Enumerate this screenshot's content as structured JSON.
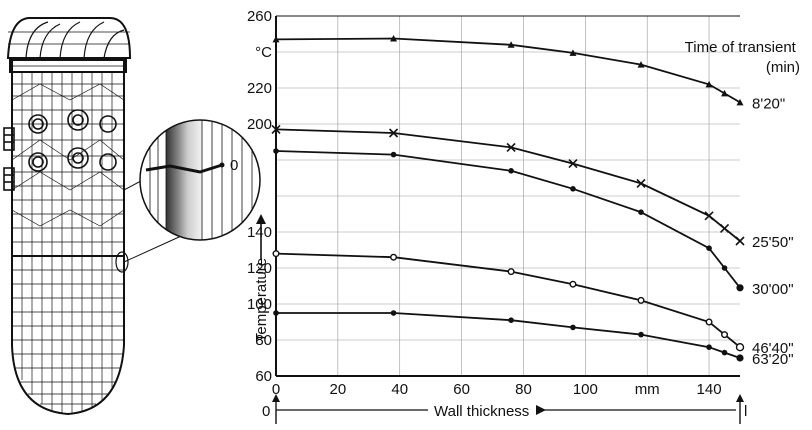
{
  "chart_data": {
    "type": "line",
    "xlabel": "Wall thickness",
    "x_unit": "mm",
    "ylabel": "Temperature",
    "y_unit": "°C",
    "xlim": [
      0,
      150
    ],
    "ylim": [
      60,
      260
    ],
    "x_ticks": [
      "0",
      "20",
      "40",
      "60",
      "80",
      "100",
      "mm",
      "140"
    ],
    "y_ticks": [
      "260",
      "°C",
      "220",
      "200",
      "140",
      "120",
      "100",
      "80",
      "60"
    ],
    "legend_title": "Time of transient (min)",
    "grid": true,
    "wall_start_label": "0",
    "wall_end_label": "l",
    "detail_label": "0",
    "series": [
      {
        "name": "8'20\"",
        "marker": "triangle",
        "x": [
          0,
          38,
          76,
          96,
          118,
          140,
          145,
          150
        ],
        "y": [
          247,
          247.5,
          244,
          239.5,
          233,
          222,
          217,
          212
        ]
      },
      {
        "name": "25'50\"",
        "marker": "cross",
        "x": [
          0,
          38,
          76,
          96,
          118,
          140,
          145,
          150
        ],
        "y": [
          197,
          195,
          187,
          178,
          167,
          149,
          142,
          135
        ]
      },
      {
        "name": "30'00\"",
        "marker": "dot",
        "x": [
          0,
          38,
          76,
          96,
          118,
          140,
          145,
          150
        ],
        "y": [
          185,
          183,
          174,
          164,
          151,
          131,
          120,
          109
        ]
      },
      {
        "name": "46'40\"",
        "marker": "circle",
        "x": [
          0,
          38,
          76,
          96,
          118,
          140,
          145,
          150
        ],
        "y": [
          128,
          126,
          118,
          111,
          102,
          90,
          83,
          76
        ]
      },
      {
        "name": "63'20\"",
        "marker": "dot",
        "x": [
          0,
          38,
          76,
          96,
          118,
          140,
          145,
          150
        ],
        "y": [
          95,
          95,
          91,
          87,
          83,
          76,
          73,
          70
        ]
      }
    ]
  }
}
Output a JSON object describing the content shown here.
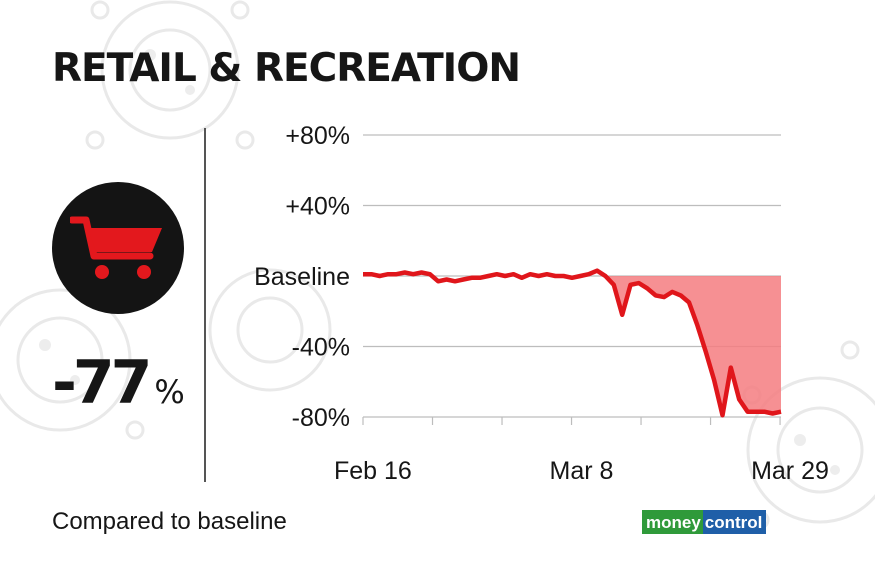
{
  "title": "RETAIL & RECREATION",
  "change": {
    "value": "-77",
    "unit": "%"
  },
  "caption": "Compared to baseline",
  "logo": {
    "part1": "money",
    "part2": "control"
  },
  "icon": "shopping-cart-icon",
  "colors": {
    "line": "#e0161b",
    "fill": "#f47d80",
    "circle": "#141414",
    "cart": "#e3181d"
  },
  "chart_data": {
    "type": "line",
    "title": "RETAIL & RECREATION",
    "xlabel": "",
    "ylabel": "",
    "y_ticks": [
      {
        "label": "+80%",
        "value": 80
      },
      {
        "label": "+40%",
        "value": 40
      },
      {
        "label": "Baseline",
        "value": 0
      },
      {
        "label": "-40%",
        "value": -40
      },
      {
        "label": "-80%",
        "value": -80
      }
    ],
    "x_ticks": [
      {
        "label": "Feb 16",
        "day": 0
      },
      {
        "label": "Mar 8",
        "day": 21
      },
      {
        "label": "Mar 29",
        "day": 42
      }
    ],
    "ylim": [
      -80,
      80
    ],
    "grid": true,
    "shaded_below_baseline": true,
    "series": [
      {
        "values": [
          {
            "x": "Feb 15",
            "y": 1
          },
          {
            "x": "Feb 16",
            "y": 1
          },
          {
            "x": "Feb 17",
            "y": 0
          },
          {
            "x": "Feb 18",
            "y": 1
          },
          {
            "x": "Feb 19",
            "y": 1
          },
          {
            "x": "Feb 20",
            "y": 2
          },
          {
            "x": "Feb 21",
            "y": 1
          },
          {
            "x": "Feb 22",
            "y": 2
          },
          {
            "x": "Feb 23",
            "y": 1
          },
          {
            "x": "Feb 24",
            "y": -3
          },
          {
            "x": "Feb 25",
            "y": -2
          },
          {
            "x": "Feb 26",
            "y": -3
          },
          {
            "x": "Feb 27",
            "y": -2
          },
          {
            "x": "Feb 28",
            "y": -1
          },
          {
            "x": "Feb 29",
            "y": -1
          },
          {
            "x": "Mar 1",
            "y": 0
          },
          {
            "x": "Mar 2",
            "y": 1
          },
          {
            "x": "Mar 3",
            "y": 0
          },
          {
            "x": "Mar 4",
            "y": 1
          },
          {
            "x": "Mar 5",
            "y": -1
          },
          {
            "x": "Mar 6",
            "y": 1
          },
          {
            "x": "Mar 7",
            "y": 0
          },
          {
            "x": "Mar 8",
            "y": 1
          },
          {
            "x": "Mar 9",
            "y": 0
          },
          {
            "x": "Mar 10",
            "y": 0
          },
          {
            "x": "Mar 11",
            "y": -1
          },
          {
            "x": "Mar 12",
            "y": 0
          },
          {
            "x": "Mar 13",
            "y": 1
          },
          {
            "x": "Mar 14",
            "y": 3
          },
          {
            "x": "Mar 15",
            "y": 0
          },
          {
            "x": "Mar 16",
            "y": -5
          },
          {
            "x": "Mar 17",
            "y": -22
          },
          {
            "x": "Mar 18",
            "y": -5
          },
          {
            "x": "Mar 19",
            "y": -4
          },
          {
            "x": "Mar 20",
            "y": -7
          },
          {
            "x": "Mar 21",
            "y": -11
          },
          {
            "x": "Mar 22",
            "y": -12
          },
          {
            "x": "Mar 23",
            "y": -9
          },
          {
            "x": "Mar 24",
            "y": -11
          },
          {
            "x": "Mar 25",
            "y": -15
          },
          {
            "x": "Mar 26",
            "y": -28
          },
          {
            "x": "Mar 27",
            "y": -43
          },
          {
            "x": "Mar 28",
            "y": -59
          },
          {
            "x": "Mar 29",
            "y": -79
          },
          {
            "x": "Mar 30",
            "y": -52
          },
          {
            "x": "Mar 31",
            "y": -70
          },
          {
            "x": "Apr 1",
            "y": -77
          },
          {
            "x": "Apr 2",
            "y": -77
          },
          {
            "x": "Apr 3",
            "y": -77
          },
          {
            "x": "Apr 4",
            "y": -78
          },
          {
            "x": "Apr 5",
            "y": -77
          }
        ]
      }
    ]
  }
}
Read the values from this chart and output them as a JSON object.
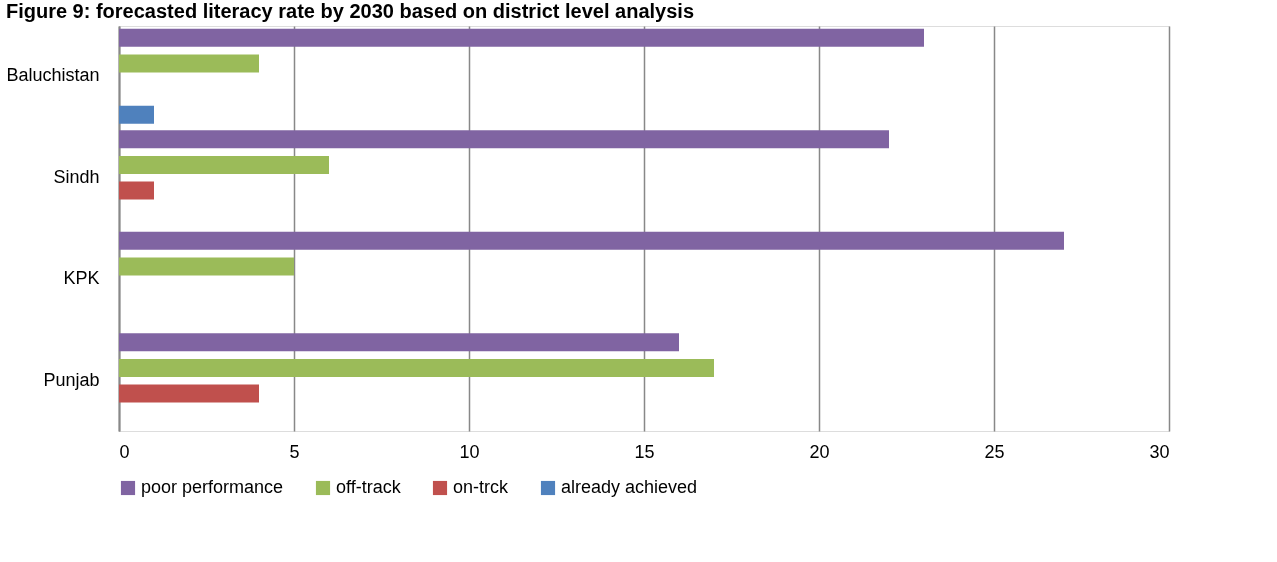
{
  "chart_data": {
    "type": "bar",
    "orientation": "horizontal",
    "title": "Figure 9: forecasted literacy rate by 2030 based on district level analysis",
    "categories": [
      "Baluchistan",
      "Sindh",
      "KPK",
      "Punjab"
    ],
    "series": [
      {
        "name": "poor performance",
        "color": "#8064a2",
        "values": [
          23,
          22,
          27,
          16
        ]
      },
      {
        "name": "off-track",
        "color": "#9bbb59",
        "values": [
          4,
          6,
          5,
          17
        ]
      },
      {
        "name": "on-trck",
        "color": "#c0504d",
        "values": [
          null,
          1,
          null,
          4
        ]
      },
      {
        "name": "already achieved",
        "color": "#4f81bd",
        "values": [
          1,
          null,
          null,
          null
        ]
      }
    ],
    "xlim": [
      0,
      30
    ],
    "xticks": [
      0,
      5,
      10,
      15,
      20,
      25,
      30
    ],
    "grid": "x",
    "legend": "bottom"
  }
}
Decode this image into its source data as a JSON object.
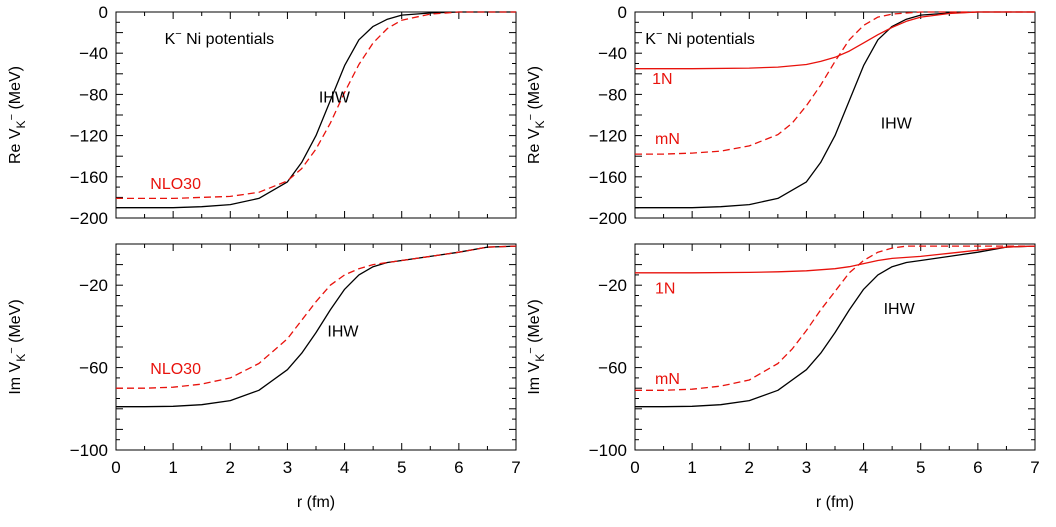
{
  "figure": {
    "x_axis_label": "r (fm)",
    "panel_title": "K⁻ Ni potentials"
  },
  "chart_data": [
    {
      "type": "line",
      "panel": "top-left",
      "ylabel": "Re V_K⁻ (MeV)",
      "title": "K⁻ Ni potentials",
      "xlim": [
        0,
        7
      ],
      "ylim": [
        -200,
        0
      ],
      "xticks": [
        0,
        1,
        2,
        3,
        4,
        5,
        6,
        7
      ],
      "yticks": [
        0,
        -40,
        -80,
        -120,
        -160,
        -200
      ],
      "grid": false,
      "series": [
        {
          "name": "IHW",
          "color": "#000000",
          "dash": "solid",
          "x": [
            0,
            0.5,
            1,
            1.5,
            2,
            2.5,
            3,
            3.25,
            3.5,
            3.75,
            4,
            4.25,
            4.5,
            4.75,
            5,
            5.5,
            6,
            6.5,
            7
          ],
          "y": [
            -190,
            -190,
            -190,
            -189,
            -187,
            -181,
            -165,
            -146,
            -120,
            -86,
            -52,
            -27,
            -14,
            -7,
            -3,
            -1,
            0,
            0,
            0
          ]
        },
        {
          "name": "NLO30",
          "color": "#e8120c",
          "dash": "dashed",
          "x": [
            0,
            0.5,
            1,
            1.5,
            2,
            2.5,
            3,
            3.25,
            3.5,
            3.75,
            4,
            4.25,
            4.5,
            4.75,
            5,
            5.5,
            6,
            6.5,
            7
          ],
          "y": [
            -181,
            -181,
            -181,
            -180,
            -179,
            -175,
            -164,
            -152,
            -133,
            -108,
            -78,
            -51,
            -30,
            -16,
            -8,
            -2,
            0,
            0,
            0
          ]
        }
      ],
      "annotations": [
        {
          "text": "IHW",
          "color": "#000000",
          "x": 3.55,
          "y": -88
        },
        {
          "text": "NLO30",
          "color": "#e8120c",
          "x": 0.6,
          "y": -172
        }
      ]
    },
    {
      "type": "line",
      "panel": "top-right",
      "ylabel": "Re V_K⁻ (MeV)",
      "title": "K⁻ Ni potentials",
      "xlim": [
        0,
        7
      ],
      "ylim": [
        -200,
        0
      ],
      "xticks": [
        0,
        1,
        2,
        3,
        4,
        5,
        6,
        7
      ],
      "yticks": [
        0,
        -40,
        -80,
        -120,
        -160,
        -200
      ],
      "grid": false,
      "series": [
        {
          "name": "IHW",
          "color": "#000000",
          "dash": "solid",
          "x": [
            0,
            0.5,
            1,
            1.5,
            2,
            2.5,
            3,
            3.25,
            3.5,
            3.75,
            4,
            4.25,
            4.5,
            4.75,
            5,
            5.5,
            6,
            6.5,
            7
          ],
          "y": [
            -190,
            -190,
            -190,
            -189,
            -187,
            -181,
            -165,
            -146,
            -120,
            -86,
            -52,
            -27,
            -14,
            -7,
            -3,
            -1,
            0,
            0,
            0
          ]
        },
        {
          "name": "1N",
          "color": "#e8120c",
          "dash": "solid",
          "x": [
            0,
            1,
            2,
            2.5,
            3,
            3.25,
            3.5,
            3.75,
            4,
            4.25,
            4.5,
            4.75,
            5,
            5.5,
            6,
            7
          ],
          "y": [
            -55,
            -55,
            -54.5,
            -53.5,
            -51,
            -48,
            -44,
            -38,
            -30,
            -22,
            -15,
            -9,
            -5,
            -1.5,
            0,
            0
          ]
        },
        {
          "name": "mN",
          "color": "#e8120c",
          "dash": "dashed",
          "x": [
            0,
            0.5,
            1,
            1.5,
            2,
            2.5,
            2.75,
            3,
            3.25,
            3.5,
            3.75,
            4,
            4.25,
            4.5,
            4.75,
            5,
            5.5,
            6,
            7
          ],
          "y": [
            -138,
            -138,
            -137,
            -135,
            -130,
            -119,
            -108,
            -91,
            -71,
            -48,
            -27,
            -13,
            -5,
            -2,
            -1,
            0,
            0,
            0,
            0
          ]
        }
      ],
      "annotations": [
        {
          "text": "1N",
          "color": "#e8120c",
          "x": 0.3,
          "y": -70
        },
        {
          "text": "mN",
          "color": "#e8120c",
          "x": 0.35,
          "y": -128
        },
        {
          "text": "IHW",
          "color": "#000000",
          "x": 4.3,
          "y": -113
        }
      ]
    },
    {
      "type": "line",
      "panel": "bottom-left",
      "ylabel": "Im V_K⁻ (MeV)",
      "xlabel": "r (fm)",
      "xlim": [
        0,
        7
      ],
      "ylim": [
        -100,
        0
      ],
      "xticks": [
        0,
        1,
        2,
        3,
        4,
        5,
        6,
        7
      ],
      "yticks": [
        -20,
        -60,
        -100
      ],
      "grid": false,
      "series": [
        {
          "name": "IHW",
          "color": "#000000",
          "dash": "solid",
          "x": [
            0,
            0.5,
            1,
            1.5,
            2,
            2.5,
            3,
            3.25,
            3.5,
            3.75,
            4,
            4.25,
            4.5,
            4.75,
            5,
            5.5,
            6,
            6.5,
            7
          ],
          "y": [
            -79,
            -79,
            -78.8,
            -78,
            -76,
            -71,
            -61,
            -53,
            -43,
            -32,
            -22,
            -15,
            -11,
            -9,
            -8,
            -6,
            -4,
            -1.5,
            -1
          ]
        },
        {
          "name": "NLO30",
          "color": "#e8120c",
          "dash": "dashed",
          "x": [
            0,
            0.5,
            1,
            1.5,
            2,
            2.5,
            3,
            3.25,
            3.5,
            3.75,
            4,
            4.25,
            4.5,
            4.75,
            5,
            5.5,
            6,
            6.5,
            7
          ],
          "y": [
            -70,
            -70,
            -69.5,
            -68,
            -65,
            -58,
            -46,
            -37,
            -28,
            -20,
            -15,
            -12,
            -10,
            -9,
            -8,
            -6,
            -4,
            -1.5,
            -1
          ]
        }
      ],
      "annotations": [
        {
          "text": "IHW",
          "color": "#000000",
          "x": 3.7,
          "y": -45
        },
        {
          "text": "NLO30",
          "color": "#e8120c",
          "x": 0.6,
          "y": -63
        }
      ]
    },
    {
      "type": "line",
      "panel": "bottom-right",
      "ylabel": "Im V_K⁻ (MeV)",
      "xlabel": "r (fm)",
      "xlim": [
        0,
        7
      ],
      "ylim": [
        -100,
        0
      ],
      "xticks": [
        0,
        1,
        2,
        3,
        4,
        5,
        6,
        7
      ],
      "yticks": [
        -20,
        -60,
        -100
      ],
      "grid": false,
      "series": [
        {
          "name": "IHW",
          "color": "#000000",
          "dash": "solid",
          "x": [
            0,
            0.5,
            1,
            1.5,
            2,
            2.5,
            3,
            3.25,
            3.5,
            3.75,
            4,
            4.25,
            4.5,
            4.75,
            5,
            5.5,
            6,
            6.5,
            7
          ],
          "y": [
            -79,
            -79,
            -78.8,
            -78,
            -76,
            -71,
            -61,
            -53,
            -43,
            -32,
            -22,
            -15,
            -11,
            -9,
            -8,
            -6,
            -4,
            -1.5,
            -1
          ]
        },
        {
          "name": "1N",
          "color": "#e8120c",
          "dash": "solid",
          "x": [
            0,
            1,
            2,
            2.5,
            3,
            3.5,
            3.75,
            4,
            4.25,
            4.5,
            4.75,
            5,
            5.5,
            6,
            6.5,
            7
          ],
          "y": [
            -14,
            -14,
            -13.8,
            -13.5,
            -13,
            -12,
            -11,
            -9.5,
            -8,
            -7,
            -6.5,
            -6,
            -4.5,
            -3,
            -1.5,
            -1
          ]
        },
        {
          "name": "mN",
          "color": "#e8120c",
          "dash": "dashed",
          "x": [
            0,
            0.5,
            1,
            1.5,
            2,
            2.5,
            2.75,
            3,
            3.25,
            3.5,
            3.75,
            4,
            4.25,
            4.5,
            4.75,
            5,
            5.5,
            6,
            7
          ],
          "y": [
            -71,
            -71,
            -70.5,
            -69,
            -66,
            -58,
            -51,
            -42,
            -32,
            -23,
            -14,
            -8,
            -4,
            -2,
            -1,
            -1,
            -1,
            -1,
            -1
          ]
        }
      ],
      "annotations": [
        {
          "text": "1N",
          "color": "#e8120c",
          "x": 0.35,
          "y": -24
        },
        {
          "text": "mN",
          "color": "#e8120c",
          "x": 0.35,
          "y": -68
        },
        {
          "text": "IHW",
          "color": "#000000",
          "x": 4.35,
          "y": -34
        }
      ]
    }
  ]
}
------------------------------------------------------------------------
Objective ▸ Go through the records and copy each line with "cart" in it.

Task result ▸
  "icon": "shopping-cart-icon",
    "cart": "#e3181d"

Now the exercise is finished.